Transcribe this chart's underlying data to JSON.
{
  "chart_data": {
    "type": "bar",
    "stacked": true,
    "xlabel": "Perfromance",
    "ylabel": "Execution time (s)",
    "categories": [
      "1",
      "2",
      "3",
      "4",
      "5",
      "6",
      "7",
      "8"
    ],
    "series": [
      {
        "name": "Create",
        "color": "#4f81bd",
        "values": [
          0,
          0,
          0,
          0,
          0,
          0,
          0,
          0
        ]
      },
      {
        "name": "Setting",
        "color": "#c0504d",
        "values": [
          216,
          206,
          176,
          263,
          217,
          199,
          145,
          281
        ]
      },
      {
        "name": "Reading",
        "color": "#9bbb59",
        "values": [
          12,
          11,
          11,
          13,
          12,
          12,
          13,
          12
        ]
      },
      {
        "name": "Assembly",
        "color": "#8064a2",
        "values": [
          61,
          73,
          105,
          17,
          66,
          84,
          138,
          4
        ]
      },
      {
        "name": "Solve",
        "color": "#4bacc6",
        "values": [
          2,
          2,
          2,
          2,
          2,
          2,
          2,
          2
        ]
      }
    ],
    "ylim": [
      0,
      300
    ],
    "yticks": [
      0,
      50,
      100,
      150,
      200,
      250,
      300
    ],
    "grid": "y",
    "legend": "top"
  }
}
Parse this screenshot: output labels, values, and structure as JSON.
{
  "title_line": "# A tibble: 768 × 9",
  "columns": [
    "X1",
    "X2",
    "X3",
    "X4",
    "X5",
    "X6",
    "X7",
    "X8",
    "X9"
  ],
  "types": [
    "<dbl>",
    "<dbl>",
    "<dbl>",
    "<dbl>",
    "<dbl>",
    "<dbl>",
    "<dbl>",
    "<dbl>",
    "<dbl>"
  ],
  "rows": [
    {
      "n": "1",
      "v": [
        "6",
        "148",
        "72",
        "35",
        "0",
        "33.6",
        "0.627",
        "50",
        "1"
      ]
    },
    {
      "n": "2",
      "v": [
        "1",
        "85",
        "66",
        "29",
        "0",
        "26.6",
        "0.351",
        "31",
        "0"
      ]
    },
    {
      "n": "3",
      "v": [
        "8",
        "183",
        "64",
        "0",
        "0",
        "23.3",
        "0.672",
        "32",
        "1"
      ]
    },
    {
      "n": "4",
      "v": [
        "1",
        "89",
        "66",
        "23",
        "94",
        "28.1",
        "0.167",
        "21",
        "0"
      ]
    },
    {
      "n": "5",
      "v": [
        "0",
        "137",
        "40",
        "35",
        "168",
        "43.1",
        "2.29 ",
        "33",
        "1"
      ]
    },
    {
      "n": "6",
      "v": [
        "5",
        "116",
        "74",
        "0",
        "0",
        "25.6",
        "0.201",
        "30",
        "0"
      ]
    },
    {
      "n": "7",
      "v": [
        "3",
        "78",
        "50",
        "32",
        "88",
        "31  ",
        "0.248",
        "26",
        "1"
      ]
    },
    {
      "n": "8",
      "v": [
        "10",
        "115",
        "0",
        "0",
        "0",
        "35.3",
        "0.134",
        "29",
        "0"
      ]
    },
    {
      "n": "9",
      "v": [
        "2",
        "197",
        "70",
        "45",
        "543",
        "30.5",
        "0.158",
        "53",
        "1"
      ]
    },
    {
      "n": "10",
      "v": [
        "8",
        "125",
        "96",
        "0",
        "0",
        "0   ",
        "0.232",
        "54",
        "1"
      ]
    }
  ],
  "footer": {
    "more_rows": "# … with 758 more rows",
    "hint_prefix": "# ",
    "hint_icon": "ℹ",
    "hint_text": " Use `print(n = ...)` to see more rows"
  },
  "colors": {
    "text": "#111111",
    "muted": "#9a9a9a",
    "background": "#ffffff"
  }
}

• [REQUIREMENTS]:
Copy every line of the listing where the word "this" appears.

• [EXPECTED OUTPUT]:
Transcribe this chart's underlying data to JSON.
Parse this screenshot: output labels, values, and structure as JSON.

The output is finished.